* Stated task
Go through the data below. List every line that holds the word "content".

* Records provided
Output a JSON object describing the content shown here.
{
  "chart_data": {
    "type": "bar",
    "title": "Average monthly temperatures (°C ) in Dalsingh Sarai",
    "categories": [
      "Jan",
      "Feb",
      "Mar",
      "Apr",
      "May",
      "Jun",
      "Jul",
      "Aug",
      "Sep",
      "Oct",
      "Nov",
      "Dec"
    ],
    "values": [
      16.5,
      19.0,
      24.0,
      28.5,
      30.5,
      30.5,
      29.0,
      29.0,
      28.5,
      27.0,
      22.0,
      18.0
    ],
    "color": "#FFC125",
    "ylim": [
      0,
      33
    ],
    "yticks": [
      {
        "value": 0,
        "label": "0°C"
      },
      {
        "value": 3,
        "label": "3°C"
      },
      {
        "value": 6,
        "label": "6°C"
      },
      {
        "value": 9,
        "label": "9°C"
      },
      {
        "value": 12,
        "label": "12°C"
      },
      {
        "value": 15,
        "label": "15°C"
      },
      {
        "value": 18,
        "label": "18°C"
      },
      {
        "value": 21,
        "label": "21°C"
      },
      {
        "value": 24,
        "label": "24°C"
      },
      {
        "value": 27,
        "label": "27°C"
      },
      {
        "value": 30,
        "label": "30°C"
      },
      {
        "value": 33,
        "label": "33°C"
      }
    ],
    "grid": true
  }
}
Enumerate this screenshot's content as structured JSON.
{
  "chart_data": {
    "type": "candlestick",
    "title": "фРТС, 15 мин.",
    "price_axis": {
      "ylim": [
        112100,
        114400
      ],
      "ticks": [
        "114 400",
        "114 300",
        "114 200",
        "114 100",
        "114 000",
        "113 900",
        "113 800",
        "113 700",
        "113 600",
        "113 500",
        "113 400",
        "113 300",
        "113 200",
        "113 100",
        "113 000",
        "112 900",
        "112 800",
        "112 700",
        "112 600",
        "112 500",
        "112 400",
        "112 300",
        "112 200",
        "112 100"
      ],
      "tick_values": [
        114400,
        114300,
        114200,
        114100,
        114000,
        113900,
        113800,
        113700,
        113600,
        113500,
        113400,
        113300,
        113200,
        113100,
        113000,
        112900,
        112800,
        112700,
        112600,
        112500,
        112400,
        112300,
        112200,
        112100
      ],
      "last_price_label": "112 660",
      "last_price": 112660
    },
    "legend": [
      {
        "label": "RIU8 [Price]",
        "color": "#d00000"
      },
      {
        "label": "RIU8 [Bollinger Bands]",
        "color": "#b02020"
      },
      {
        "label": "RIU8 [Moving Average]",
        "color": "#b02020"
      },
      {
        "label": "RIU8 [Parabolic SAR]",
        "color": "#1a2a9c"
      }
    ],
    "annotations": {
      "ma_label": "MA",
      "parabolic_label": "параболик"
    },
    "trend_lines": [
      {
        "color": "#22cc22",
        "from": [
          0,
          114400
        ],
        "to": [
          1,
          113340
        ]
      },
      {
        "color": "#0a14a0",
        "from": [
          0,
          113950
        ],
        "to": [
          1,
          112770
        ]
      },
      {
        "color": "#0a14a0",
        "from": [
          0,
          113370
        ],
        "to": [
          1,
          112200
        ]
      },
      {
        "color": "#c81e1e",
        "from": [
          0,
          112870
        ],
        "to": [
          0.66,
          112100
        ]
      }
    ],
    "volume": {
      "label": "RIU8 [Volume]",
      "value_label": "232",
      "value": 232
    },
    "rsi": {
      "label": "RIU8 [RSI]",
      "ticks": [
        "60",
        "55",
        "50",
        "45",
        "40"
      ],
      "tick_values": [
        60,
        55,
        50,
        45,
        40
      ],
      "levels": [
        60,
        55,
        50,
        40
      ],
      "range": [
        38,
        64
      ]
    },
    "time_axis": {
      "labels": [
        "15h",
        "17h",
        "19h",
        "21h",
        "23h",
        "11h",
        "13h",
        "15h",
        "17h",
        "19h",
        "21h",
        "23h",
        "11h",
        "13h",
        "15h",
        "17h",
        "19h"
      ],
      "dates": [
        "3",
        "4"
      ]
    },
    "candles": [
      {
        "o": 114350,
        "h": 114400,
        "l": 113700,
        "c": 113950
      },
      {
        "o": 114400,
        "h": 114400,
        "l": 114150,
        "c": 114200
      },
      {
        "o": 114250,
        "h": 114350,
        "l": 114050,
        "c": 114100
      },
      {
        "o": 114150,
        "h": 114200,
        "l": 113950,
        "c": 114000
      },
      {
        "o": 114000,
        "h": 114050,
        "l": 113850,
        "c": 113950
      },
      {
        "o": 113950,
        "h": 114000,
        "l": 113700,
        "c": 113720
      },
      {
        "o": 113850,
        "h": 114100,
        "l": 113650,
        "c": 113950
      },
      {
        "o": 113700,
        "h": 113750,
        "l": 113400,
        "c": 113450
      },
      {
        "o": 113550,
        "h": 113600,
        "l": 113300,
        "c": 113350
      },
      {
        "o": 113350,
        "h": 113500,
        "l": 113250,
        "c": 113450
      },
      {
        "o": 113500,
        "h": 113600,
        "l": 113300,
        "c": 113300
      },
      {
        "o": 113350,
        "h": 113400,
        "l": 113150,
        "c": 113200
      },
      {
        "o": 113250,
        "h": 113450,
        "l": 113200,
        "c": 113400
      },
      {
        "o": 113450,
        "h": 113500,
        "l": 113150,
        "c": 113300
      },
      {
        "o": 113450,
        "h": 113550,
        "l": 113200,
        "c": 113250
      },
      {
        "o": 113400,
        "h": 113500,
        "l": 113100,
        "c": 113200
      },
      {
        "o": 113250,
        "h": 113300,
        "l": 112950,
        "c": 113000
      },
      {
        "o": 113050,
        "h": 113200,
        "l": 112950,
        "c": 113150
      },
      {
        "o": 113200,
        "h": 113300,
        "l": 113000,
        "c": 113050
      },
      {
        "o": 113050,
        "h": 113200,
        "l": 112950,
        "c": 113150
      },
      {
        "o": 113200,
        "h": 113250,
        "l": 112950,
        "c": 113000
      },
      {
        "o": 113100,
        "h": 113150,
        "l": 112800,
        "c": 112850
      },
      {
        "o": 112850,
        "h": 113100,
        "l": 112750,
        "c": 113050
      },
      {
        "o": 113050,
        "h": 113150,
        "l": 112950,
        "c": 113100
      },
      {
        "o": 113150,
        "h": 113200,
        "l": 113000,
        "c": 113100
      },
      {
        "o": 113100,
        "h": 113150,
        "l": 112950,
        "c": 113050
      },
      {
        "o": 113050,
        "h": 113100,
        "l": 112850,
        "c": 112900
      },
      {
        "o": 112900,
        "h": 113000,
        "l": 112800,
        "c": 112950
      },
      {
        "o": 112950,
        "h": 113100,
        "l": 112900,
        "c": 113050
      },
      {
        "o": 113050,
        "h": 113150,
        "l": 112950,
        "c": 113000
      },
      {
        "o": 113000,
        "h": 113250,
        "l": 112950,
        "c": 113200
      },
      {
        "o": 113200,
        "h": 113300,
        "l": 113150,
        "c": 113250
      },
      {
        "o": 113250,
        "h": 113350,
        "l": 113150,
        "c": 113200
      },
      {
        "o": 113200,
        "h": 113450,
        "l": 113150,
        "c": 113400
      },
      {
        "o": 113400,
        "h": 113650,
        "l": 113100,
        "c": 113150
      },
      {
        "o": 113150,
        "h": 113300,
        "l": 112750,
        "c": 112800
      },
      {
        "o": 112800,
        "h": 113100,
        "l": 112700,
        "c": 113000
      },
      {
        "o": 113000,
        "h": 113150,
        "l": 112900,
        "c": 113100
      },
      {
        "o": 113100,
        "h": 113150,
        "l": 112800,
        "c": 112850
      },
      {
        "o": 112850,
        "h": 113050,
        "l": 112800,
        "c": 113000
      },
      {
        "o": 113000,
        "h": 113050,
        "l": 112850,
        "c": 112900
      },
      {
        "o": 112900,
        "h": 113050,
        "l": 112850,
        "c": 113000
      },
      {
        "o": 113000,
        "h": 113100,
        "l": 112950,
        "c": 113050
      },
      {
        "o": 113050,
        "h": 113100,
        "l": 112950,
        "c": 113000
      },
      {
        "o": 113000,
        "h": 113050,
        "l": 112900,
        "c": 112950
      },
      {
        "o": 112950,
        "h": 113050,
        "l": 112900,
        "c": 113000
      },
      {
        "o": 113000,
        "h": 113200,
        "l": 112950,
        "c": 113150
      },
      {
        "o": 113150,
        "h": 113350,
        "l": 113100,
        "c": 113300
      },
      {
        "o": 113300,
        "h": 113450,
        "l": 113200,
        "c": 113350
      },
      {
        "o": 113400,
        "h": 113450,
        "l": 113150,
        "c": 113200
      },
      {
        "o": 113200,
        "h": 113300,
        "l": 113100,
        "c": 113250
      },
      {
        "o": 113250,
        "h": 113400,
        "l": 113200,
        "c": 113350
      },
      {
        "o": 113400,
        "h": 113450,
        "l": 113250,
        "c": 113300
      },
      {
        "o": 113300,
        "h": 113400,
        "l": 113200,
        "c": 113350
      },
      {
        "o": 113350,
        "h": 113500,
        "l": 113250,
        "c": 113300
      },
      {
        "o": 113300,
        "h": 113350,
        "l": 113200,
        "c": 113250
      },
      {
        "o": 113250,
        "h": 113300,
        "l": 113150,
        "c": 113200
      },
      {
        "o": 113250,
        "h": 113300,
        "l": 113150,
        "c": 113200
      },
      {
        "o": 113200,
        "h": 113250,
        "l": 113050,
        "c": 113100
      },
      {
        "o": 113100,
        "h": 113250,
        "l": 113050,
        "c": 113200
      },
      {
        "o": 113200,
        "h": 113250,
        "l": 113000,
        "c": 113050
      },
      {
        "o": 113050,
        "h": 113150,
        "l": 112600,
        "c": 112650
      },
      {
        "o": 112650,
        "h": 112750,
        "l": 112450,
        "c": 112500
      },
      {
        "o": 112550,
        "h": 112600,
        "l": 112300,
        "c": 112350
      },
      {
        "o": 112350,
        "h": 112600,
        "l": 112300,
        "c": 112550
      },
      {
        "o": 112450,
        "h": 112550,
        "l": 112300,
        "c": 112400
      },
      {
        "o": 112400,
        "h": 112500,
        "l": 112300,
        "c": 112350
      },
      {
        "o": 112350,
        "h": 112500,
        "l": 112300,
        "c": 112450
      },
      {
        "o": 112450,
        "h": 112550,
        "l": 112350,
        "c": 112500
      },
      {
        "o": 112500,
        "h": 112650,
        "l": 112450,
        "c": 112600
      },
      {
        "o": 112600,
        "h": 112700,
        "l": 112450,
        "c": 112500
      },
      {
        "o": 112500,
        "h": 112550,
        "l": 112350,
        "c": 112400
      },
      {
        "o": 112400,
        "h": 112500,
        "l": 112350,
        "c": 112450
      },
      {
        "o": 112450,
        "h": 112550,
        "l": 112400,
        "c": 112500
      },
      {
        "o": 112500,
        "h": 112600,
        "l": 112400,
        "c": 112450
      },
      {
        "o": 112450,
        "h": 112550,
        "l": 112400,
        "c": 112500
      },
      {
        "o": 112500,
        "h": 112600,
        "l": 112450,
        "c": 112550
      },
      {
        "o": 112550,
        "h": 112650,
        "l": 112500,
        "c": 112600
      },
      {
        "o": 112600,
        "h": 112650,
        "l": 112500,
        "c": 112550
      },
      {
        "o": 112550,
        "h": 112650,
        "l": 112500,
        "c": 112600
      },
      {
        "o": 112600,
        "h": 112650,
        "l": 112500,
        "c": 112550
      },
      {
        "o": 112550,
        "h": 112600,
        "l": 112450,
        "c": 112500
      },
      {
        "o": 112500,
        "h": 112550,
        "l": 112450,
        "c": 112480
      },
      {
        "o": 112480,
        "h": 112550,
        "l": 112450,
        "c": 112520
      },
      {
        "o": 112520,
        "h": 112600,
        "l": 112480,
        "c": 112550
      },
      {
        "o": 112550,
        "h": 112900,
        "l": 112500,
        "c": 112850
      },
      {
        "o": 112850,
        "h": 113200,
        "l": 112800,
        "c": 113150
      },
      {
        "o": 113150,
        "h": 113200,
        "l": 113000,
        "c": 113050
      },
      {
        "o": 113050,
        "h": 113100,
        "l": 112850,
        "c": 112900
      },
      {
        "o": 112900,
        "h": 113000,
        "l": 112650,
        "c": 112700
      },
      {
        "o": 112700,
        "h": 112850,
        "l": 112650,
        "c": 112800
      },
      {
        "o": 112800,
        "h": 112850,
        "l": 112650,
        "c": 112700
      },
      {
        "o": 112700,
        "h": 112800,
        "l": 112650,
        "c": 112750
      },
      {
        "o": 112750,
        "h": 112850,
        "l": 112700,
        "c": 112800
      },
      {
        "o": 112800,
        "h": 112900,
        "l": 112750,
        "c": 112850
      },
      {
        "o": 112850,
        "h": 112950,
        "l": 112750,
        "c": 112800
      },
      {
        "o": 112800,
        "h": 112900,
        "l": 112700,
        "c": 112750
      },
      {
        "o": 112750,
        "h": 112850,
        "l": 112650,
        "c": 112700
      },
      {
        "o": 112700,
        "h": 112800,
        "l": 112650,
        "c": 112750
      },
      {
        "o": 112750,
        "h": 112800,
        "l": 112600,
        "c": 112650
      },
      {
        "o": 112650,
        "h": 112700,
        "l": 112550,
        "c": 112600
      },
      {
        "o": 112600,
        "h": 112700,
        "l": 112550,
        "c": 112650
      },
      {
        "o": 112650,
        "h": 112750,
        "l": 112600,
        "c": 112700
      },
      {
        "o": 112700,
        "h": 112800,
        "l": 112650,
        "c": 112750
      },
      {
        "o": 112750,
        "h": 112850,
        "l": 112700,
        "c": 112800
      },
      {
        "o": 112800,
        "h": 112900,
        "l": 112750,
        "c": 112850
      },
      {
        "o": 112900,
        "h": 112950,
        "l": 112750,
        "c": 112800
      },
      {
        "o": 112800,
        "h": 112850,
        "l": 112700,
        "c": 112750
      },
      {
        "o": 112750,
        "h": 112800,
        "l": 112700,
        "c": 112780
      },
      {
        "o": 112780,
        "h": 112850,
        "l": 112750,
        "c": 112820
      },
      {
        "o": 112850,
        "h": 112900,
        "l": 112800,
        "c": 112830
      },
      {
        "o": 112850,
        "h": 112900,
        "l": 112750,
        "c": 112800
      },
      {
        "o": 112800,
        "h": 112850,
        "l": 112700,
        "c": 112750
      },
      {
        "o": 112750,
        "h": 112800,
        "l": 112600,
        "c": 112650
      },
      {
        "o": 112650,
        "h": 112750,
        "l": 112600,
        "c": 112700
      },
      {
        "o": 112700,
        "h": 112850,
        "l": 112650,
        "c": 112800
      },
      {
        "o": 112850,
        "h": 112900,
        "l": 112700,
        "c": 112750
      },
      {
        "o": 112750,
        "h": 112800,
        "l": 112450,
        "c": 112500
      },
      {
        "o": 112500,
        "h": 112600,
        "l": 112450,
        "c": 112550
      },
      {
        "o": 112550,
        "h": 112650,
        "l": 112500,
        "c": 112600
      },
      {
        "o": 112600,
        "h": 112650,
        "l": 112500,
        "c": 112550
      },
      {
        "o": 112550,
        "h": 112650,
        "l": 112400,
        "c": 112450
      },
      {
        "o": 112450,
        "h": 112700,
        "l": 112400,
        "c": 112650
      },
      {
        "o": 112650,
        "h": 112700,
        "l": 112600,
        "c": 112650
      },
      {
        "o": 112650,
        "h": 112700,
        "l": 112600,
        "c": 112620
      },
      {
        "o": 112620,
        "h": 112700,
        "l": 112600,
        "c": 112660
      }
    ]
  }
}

* Written response
Output a JSON object describing the content shown here.
Enumerate this screenshot's content as structured JSON.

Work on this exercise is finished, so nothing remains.